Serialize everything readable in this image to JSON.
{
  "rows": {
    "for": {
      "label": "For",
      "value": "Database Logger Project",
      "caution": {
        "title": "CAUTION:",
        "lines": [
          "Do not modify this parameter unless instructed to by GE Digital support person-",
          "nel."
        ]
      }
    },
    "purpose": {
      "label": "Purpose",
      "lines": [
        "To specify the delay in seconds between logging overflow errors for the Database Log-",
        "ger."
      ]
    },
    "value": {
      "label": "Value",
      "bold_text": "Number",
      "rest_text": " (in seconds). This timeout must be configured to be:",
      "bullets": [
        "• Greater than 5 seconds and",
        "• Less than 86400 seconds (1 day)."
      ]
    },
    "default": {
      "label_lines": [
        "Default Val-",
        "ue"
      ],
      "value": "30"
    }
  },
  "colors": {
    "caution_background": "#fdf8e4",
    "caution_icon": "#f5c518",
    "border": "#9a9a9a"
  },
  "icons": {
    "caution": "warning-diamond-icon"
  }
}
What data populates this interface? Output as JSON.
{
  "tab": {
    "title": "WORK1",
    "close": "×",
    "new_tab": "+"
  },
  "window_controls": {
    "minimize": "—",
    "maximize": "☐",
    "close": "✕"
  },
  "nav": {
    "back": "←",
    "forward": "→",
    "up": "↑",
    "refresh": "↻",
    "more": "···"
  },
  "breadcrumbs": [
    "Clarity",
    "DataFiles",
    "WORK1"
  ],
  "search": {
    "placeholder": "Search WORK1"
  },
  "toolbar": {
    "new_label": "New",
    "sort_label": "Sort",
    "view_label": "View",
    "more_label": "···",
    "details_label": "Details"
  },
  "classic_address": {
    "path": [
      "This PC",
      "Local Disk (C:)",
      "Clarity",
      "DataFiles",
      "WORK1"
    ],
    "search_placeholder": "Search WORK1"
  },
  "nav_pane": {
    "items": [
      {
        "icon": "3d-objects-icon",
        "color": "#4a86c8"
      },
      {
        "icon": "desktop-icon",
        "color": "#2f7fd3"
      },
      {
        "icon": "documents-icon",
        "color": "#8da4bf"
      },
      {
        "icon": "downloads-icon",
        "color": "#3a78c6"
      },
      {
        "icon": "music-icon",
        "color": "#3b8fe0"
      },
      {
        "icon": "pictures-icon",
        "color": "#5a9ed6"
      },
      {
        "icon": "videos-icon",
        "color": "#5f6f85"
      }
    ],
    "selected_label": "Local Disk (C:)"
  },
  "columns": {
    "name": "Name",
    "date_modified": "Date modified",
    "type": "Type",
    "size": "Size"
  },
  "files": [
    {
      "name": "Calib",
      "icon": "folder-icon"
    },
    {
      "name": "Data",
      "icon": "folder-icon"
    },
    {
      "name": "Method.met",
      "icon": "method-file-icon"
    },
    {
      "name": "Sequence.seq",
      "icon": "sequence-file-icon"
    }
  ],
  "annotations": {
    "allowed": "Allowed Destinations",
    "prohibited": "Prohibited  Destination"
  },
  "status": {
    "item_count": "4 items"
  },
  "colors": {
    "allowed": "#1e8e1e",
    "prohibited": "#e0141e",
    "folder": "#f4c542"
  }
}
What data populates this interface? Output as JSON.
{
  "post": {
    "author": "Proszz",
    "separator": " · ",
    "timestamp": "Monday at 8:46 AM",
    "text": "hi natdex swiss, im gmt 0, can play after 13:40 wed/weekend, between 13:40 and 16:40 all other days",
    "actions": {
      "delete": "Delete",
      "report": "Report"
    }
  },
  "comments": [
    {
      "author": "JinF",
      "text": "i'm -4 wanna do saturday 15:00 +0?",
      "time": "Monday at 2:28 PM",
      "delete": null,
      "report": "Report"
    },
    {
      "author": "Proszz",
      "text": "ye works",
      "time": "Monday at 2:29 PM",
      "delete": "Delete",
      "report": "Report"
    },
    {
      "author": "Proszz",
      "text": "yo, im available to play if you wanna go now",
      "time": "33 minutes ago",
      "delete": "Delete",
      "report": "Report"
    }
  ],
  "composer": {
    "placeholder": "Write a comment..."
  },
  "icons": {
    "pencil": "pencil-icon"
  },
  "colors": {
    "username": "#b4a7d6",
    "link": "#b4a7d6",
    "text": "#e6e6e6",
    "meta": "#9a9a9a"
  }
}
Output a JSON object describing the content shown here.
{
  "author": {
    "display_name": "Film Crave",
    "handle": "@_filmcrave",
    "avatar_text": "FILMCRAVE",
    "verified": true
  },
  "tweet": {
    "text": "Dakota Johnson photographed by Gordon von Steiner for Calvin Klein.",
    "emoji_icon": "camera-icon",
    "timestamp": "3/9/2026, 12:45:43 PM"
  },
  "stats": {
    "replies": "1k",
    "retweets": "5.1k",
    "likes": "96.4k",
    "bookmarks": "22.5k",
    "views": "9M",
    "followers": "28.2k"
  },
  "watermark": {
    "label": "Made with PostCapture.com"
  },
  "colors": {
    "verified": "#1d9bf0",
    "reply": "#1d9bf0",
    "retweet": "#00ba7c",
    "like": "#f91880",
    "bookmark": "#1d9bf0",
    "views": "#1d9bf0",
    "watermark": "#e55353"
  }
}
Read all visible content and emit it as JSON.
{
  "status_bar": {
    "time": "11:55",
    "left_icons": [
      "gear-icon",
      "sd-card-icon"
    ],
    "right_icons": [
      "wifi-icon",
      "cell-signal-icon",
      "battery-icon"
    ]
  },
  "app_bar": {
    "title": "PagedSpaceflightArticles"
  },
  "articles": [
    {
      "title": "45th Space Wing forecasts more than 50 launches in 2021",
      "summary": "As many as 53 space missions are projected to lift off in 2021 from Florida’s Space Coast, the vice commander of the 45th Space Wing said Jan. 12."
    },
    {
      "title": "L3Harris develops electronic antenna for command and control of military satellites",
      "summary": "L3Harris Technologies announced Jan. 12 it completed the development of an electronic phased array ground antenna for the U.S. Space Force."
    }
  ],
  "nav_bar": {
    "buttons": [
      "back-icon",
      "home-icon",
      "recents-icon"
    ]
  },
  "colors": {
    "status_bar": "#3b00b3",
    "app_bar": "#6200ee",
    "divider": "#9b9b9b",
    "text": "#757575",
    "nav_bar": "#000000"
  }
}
****************************************
Exactly as written above, please repeat the entries.

Serialize everything readable in this image to JSON.
{
  "rows": {
    "for": {
      "label": "For",
      "value": "Database Logger Project",
      "caution": {
        "title": "CAUTION:",
        "lines": [
          "Do not modify this parameter unless instructed to by GE Digital support person-",
          "nel."
        ]
      }
    },
    "purpose": {
      "label": "Purpose",
      "lines": [
        "To specify the delay in seconds between logging overflow errors for the Database Log-",
        "ger."
      ]
    },
    "value": {
      "label": "Value",
      "bold_text": "Number",
      "rest_text": " (in seconds). This timeout must be configured to be:",
      "bullets": [
        "• Greater than 5 seconds and",
        "• Less than 86400 seconds (1 day)."
      ]
    },
    "default": {
      "label_lines": [
        "Default Val-",
        "ue"
      ],
      "value": "30"
    }
  },
  "colors": {
    "caution_background": "#fdf8e4",
    "caution_icon": "#f5c518",
    "border": "#9a9a9a"
  },
  "icons": {
    "caution": "warning-diamond-icon"
  }
}
What data populates this interface? Output as JSON.
{
  "tab": {
    "title": "WORK1",
    "close": "×",
    "new_tab": "+"
  },
  "window_controls": {
    "minimize": "—",
    "maximize": "☐",
    "close": "✕"
  },
  "nav": {
    "back": "←",
    "forward": "→",
    "up": "↑",
    "refresh": "↻",
    "more": "···"
  },
  "breadcrumbs": [
    "Clarity",
    "DataFiles",
    "WORK1"
  ],
  "search": {
    "placeholder": "Search WORK1"
  },
  "toolbar": {
    "new_label": "New",
    "sort_label": "Sort",
    "view_label": "View",
    "more_label": "···",
    "details_label": "Details"
  },
  "classic_address": {
    "path": [
      "This PC",
      "Local Disk (C:)",
      "Clarity",
      "DataFiles",
      "WORK1"
    ],
    "search_placeholder": "Search WORK1"
  },
  "nav_pane": {
    "items": [
      {
        "icon": "3d-objects-icon",
        "color": "#4a86c8"
      },
      {
        "icon": "desktop-icon",
        "color": "#2f7fd3"
      },
      {
        "icon": "documents-icon",
        "color": "#8da4bf"
      },
      {
        "icon": "downloads-icon",
        "color": "#3a78c6"
      },
      {
        "icon": "music-icon",
        "color": "#3b8fe0"
      },
      {
        "icon": "pictures-icon",
        "color": "#5a9ed6"
      },
      {
        "icon": "videos-icon",
        "color": "#5f6f85"
      }
    ],
    "selected_label": "Local Disk (C:)"
  },
  "columns": {
    "name": "Name",
    "date_modified": "Date modified",
    "type": "Type",
    "size": "Size"
  },
  "files": [
    {
      "name": "Calib",
      "icon": "folder-icon"
    },
    {
      "name": "Data",
      "icon": "folder-icon"
    },
    {
      "name": "Method.met",
      "icon": "method-file-icon"
    },
    {
      "name": "Sequence.seq",
      "icon": "sequence-file-icon"
    }
  ],
  "annotations": {
    "allowed": "Allowed Destinations",
    "prohibited": "Prohibited  Destination"
  },
  "status": {
    "item_count": "4 items"
  },
  "colors": {
    "allowed": "#1e8e1e",
    "prohibited": "#e0141e",
    "folder": "#f4c542"
  }
}
What data populates this interface? Output as JSON.
{
  "post": {
    "author": "Proszz",
    "separator": " · ",
    "timestamp": "Monday at 8:46 AM",
    "text": "hi natdex swiss, im gmt 0, can play after 13:40 wed/weekend, between 13:40 and 16:40 all other days",
    "actions": {
      "delete": "Delete",
      "report": "Report"
    }
  },
  "comments": [
    {
      "author": "JinF",
      "text": "i'm -4 wanna do saturday 15:00 +0?",
      "time": "Monday at 2:28 PM",
      "delete": null,
      "report": "Report"
    },
    {
      "author": "Proszz",
      "text": "ye works",
      "time": "Monday at 2:29 PM",
      "delete": "Delete",
      "report": "Report"
    },
    {
      "author": "Proszz",
      "text": "yo, im available to play if you wanna go now",
      "time": "33 minutes ago",
      "delete": "Delete",
      "report": "Report"
    }
  ],
  "composer": {
    "placeholder": "Write a comment..."
  },
  "icons": {
    "pencil": "pencil-icon"
  },
  "colors": {
    "username": "#b4a7d6",
    "link": "#b4a7d6",
    "text": "#e6e6e6",
    "meta": "#9a9a9a"
  }
}
Output a JSON object describing the content shown here.
{
  "author": {
    "display_name": "Film Crave",
    "handle": "@_filmcrave",
    "avatar_text": "FILMCRAVE",
    "verified": true
  },
  "tweet": {
    "text": "Dakota Johnson photographed by Gordon von Steiner for Calvin Klein.",
    "emoji_icon": "camera-icon",
    "timestamp": "3/9/2026, 12:45:43 PM"
  },
  "stats": {
    "replies": "1k",
    "retweets": "5.1k",
    "likes": "96.4k",
    "bookmarks": "22.5k",
    "views": "9M",
    "followers": "28.2k"
  },
  "watermark": {
    "label": "Made with PostCapture.com"
  },
  "colors": {
    "verified": "#1d9bf0",
    "reply": "#1d9bf0",
    "retweet": "#00ba7c",
    "like": "#f91880",
    "bookmark": "#1d9bf0",
    "views": "#1d9bf0",
    "watermark": "#e55353"
  }
}
Read all visible content and emit it as JSON.
{
  "status_bar": {
    "time": "11:55",
    "left_icons": [
      "gear-icon",
      "sd-card-icon"
    ],
    "right_icons": [
      "wifi-icon",
      "cell-signal-icon",
      "battery-icon"
    ]
  },
  "app_bar": {
    "title": "PagedSpaceflightArticles"
  },
  "articles": [
    {
      "title": "45th Space Wing forecasts more than 50 launches in 2021",
      "summary": "As many as 53 space missions are projected to lift off in 2021 from Florida’s Space Coast, the vice commander of the 45th Space Wing said Jan. 12."
    },
    {
      "title": "L3Harris develops electronic antenna for command and control of military satellites",
      "summary": "L3Harris Technologies announced Jan. 12 it completed the development of an electronic phased array ground antenna for the U.S. Space Force."
    }
  ],
  "nav_bar": {
    "buttons": [
      "back-icon",
      "home-icon",
      "recents-icon"
    ]
  },
  "colors": {
    "status_bar": "#3b00b3",
    "app_bar": "#6200ee",
    "divider": "#9b9b9b",
    "text": "#757575",
    "nav_bar": "#000000"
  }
}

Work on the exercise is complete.